WRITTEN EXERCISE. Return the entries below verbatim. Pictures stay out.

PROVIDED DATA.
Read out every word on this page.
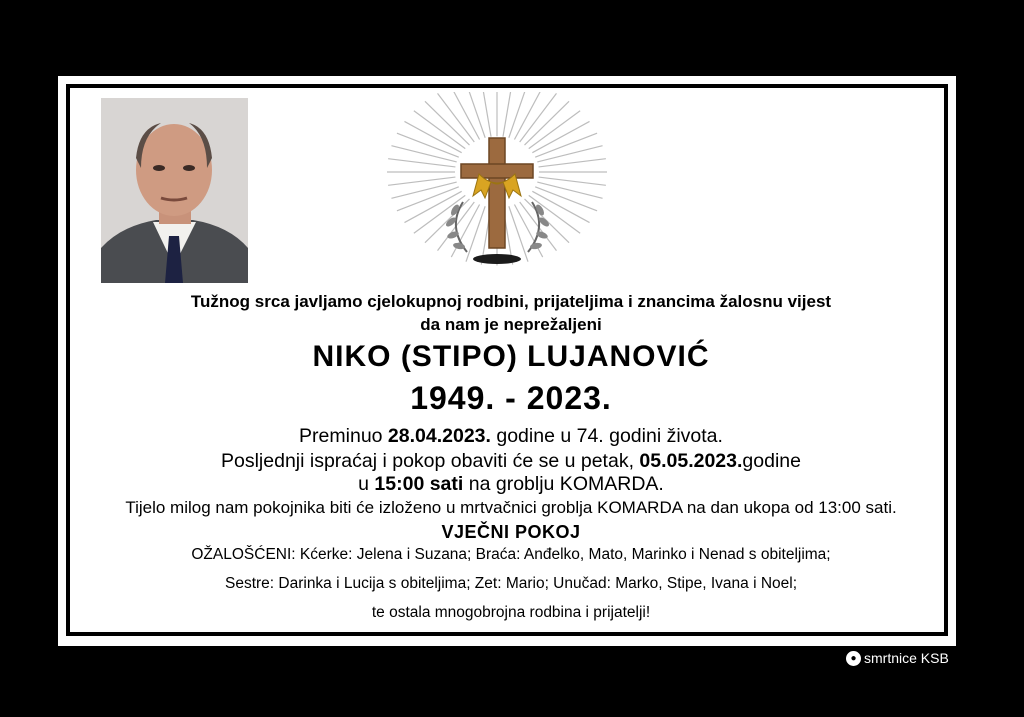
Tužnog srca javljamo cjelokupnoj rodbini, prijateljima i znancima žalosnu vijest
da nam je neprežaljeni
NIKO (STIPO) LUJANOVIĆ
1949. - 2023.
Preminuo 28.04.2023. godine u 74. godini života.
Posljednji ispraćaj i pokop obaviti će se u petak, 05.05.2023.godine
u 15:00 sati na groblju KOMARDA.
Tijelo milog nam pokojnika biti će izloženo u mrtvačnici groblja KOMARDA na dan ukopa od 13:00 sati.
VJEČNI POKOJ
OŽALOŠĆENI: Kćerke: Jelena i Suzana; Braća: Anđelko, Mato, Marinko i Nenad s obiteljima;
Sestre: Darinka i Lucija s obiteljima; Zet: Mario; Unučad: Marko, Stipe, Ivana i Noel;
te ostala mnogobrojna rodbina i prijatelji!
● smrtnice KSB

RESULT OF THIS TASK.
Read out every word on this page.
Tužnog srca javljamo cjelokupnoj rodbini, prijateljima i znancima žalosnu vijest
da nam je neprežaljeni
NIKO (STIPO) LUJANOVIĆ
1949. - 2023.
Preminuo 28.04.2023. godine u 74. godini života.
Posljednji ispraćaj i pokop obaviti će se u petak, 05.05.2023.godine
u 15:00 sati na groblju KOMARDA.
Tijelo milog nam pokojnika biti će izloženo u mrtvačnici groblja KOMARDA na dan ukopa od 13:00 sati.
VJEČNI POKOJ
OŽALOŠĆENI: Kćerke: Jelena i Suzana; Braća: Anđelko, Mato, Marinko i Nenad s obiteljima;
Sestre: Darinka i Lucija s obiteljima; Zet: Mario; Unučad: Marko, Stipe, Ivana i Noel;
te ostala mnogobrojna rodbina i prijatelji!
● smrtnice KSB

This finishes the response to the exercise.